SELECTED EXCERPT:

>>>>>

Data from Pharmawand - Curated by EPG Health - Date added 30 November 2018
The National Institute for Health and Care Excellence (NICE) has recommended the NHS use of Stivarga (regorafenib) from Bayer HealthCare, for patients in England and Wales with advanced liver cancer whose liver is well-functioning but unable to be surgically removed and who have already taken the life extending medicine sorafenib. The guidelines also stipulate that to qualify, patients must have an Eastern Cooperative Oncology Group (ECOG) performance status of 0 or 1, meaning they are fully active and able to carry on all pre-disease behaviour without restriction or they are restricted in physically strenuous activity but able to carry out work of a light or sedentary nature. NICE estimates that several hundred patients each year will benefit from the drug. This is a reversal of an earlier decision when NICE rejected Stivarga in this setting for being too costly. NICE's new assessment includes analyses with a new commercial arrangement which makes regorafenib available to the NHS at a discount, hence Stivarga now meets NICE's criteria as a being a cost effective and life-extending end of life treatment.
Comment: Stivarga is oral multi-kinase inhibitor that potently blocks multiple protein kinases involved in tumour angiogenesis. In one clinical trial underpinning its approval in patients with unresectable HCC whose disease had progressed during treatment with Nexavar (sorafenib), the drug significantly improved overall survival (OS) compared to placebo, with a 2.8-month difference in median OS (10.6 months versus 7.8 months), respectively. Also, Stivarga was linked with an overall 37 percent reduction in the risk of death.

<<<<<

Please return the Stivarga article text between "Comment: Stivarga is" and "risk of death.", inclusive. None of the items is needed here.

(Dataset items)

>>>>>

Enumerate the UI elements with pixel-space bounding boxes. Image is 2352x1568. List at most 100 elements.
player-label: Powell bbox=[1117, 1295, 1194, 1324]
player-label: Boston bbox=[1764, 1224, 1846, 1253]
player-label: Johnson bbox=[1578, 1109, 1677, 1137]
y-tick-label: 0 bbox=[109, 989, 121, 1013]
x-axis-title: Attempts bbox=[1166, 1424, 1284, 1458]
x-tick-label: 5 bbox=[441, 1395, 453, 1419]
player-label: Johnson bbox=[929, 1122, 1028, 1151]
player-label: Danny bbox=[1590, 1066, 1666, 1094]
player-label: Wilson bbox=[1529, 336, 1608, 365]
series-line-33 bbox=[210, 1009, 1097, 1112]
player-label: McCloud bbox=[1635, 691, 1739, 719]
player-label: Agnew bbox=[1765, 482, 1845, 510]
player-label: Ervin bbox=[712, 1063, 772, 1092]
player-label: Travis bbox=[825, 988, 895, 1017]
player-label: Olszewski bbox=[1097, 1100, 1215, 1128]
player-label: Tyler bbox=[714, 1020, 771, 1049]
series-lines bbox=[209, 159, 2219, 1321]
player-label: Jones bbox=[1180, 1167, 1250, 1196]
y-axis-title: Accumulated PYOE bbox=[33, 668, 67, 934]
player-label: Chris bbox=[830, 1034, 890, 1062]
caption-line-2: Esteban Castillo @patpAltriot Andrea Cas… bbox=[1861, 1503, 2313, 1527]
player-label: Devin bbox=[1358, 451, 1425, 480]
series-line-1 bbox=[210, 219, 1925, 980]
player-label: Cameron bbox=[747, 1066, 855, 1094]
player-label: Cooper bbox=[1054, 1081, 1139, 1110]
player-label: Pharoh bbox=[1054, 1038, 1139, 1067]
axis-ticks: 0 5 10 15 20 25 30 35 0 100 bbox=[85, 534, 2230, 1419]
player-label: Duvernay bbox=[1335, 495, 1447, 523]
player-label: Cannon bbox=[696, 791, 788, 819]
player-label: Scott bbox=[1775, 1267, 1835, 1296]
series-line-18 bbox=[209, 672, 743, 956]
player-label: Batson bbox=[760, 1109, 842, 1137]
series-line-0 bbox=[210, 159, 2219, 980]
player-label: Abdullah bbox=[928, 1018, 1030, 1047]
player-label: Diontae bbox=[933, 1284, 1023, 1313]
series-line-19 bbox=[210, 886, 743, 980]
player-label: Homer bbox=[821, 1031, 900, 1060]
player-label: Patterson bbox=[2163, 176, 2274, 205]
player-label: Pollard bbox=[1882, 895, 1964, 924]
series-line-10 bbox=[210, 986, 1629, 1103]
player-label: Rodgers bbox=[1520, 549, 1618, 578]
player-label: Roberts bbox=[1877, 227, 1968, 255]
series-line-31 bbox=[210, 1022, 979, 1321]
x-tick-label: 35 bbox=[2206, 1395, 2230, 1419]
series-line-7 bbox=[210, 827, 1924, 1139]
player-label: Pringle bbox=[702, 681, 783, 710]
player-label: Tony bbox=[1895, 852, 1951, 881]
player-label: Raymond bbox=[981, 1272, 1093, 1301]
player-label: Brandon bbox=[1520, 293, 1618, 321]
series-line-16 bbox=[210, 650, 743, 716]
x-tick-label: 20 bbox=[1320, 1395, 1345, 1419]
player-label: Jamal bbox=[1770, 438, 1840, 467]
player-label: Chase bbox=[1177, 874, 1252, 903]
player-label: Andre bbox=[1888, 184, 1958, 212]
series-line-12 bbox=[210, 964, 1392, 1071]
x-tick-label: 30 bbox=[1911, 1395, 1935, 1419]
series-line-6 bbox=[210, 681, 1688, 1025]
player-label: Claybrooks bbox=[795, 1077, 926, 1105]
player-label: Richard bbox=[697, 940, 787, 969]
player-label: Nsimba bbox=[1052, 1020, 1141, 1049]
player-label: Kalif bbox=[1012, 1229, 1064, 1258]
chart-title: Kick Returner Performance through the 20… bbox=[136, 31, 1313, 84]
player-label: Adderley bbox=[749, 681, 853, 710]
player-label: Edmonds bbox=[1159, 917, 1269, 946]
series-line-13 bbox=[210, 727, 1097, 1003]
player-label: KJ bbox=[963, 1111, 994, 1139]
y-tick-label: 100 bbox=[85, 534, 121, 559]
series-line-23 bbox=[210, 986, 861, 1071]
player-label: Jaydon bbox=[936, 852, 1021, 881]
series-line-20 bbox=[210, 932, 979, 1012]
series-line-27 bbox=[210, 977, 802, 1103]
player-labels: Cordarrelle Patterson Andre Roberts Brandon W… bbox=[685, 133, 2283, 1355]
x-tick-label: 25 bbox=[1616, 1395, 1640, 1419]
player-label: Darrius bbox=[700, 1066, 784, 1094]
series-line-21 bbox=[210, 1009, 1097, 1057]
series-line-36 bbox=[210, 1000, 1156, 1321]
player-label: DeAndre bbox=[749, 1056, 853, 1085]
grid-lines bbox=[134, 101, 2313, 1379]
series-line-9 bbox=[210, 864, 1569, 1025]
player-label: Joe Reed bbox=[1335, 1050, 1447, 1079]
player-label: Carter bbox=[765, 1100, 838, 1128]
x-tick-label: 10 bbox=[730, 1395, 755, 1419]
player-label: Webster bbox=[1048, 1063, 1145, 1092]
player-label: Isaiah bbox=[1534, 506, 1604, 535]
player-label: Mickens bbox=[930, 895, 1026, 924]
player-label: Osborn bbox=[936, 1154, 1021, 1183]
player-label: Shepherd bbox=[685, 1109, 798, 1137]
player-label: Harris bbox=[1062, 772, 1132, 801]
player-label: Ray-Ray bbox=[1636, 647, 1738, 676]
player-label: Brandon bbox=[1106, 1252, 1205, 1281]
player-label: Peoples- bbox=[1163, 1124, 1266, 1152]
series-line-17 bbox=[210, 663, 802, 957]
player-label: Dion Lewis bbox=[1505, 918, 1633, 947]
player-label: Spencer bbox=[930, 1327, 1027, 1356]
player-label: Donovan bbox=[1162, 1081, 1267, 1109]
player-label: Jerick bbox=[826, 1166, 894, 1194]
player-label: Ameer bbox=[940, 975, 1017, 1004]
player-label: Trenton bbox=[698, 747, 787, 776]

<<<<<

ANSWER TO THIS TASK:
Comment: Stivarga is oral multi-kinase inhibitor that potently blocks multiple protein kinases involved in tumour angiogenesis. In one clinical trial underpinning its approval in patients with unresectable HCC whose disease had progressed during treatment with Nexavar (sorafenib), the drug significantly improved overall survival (OS) compared to placebo, with a 2.8-month difference in median OS (10.6 months versus 7.8 months), respectively. Also, Stivarga was linked with an overall 37 percent reduction in the risk of death.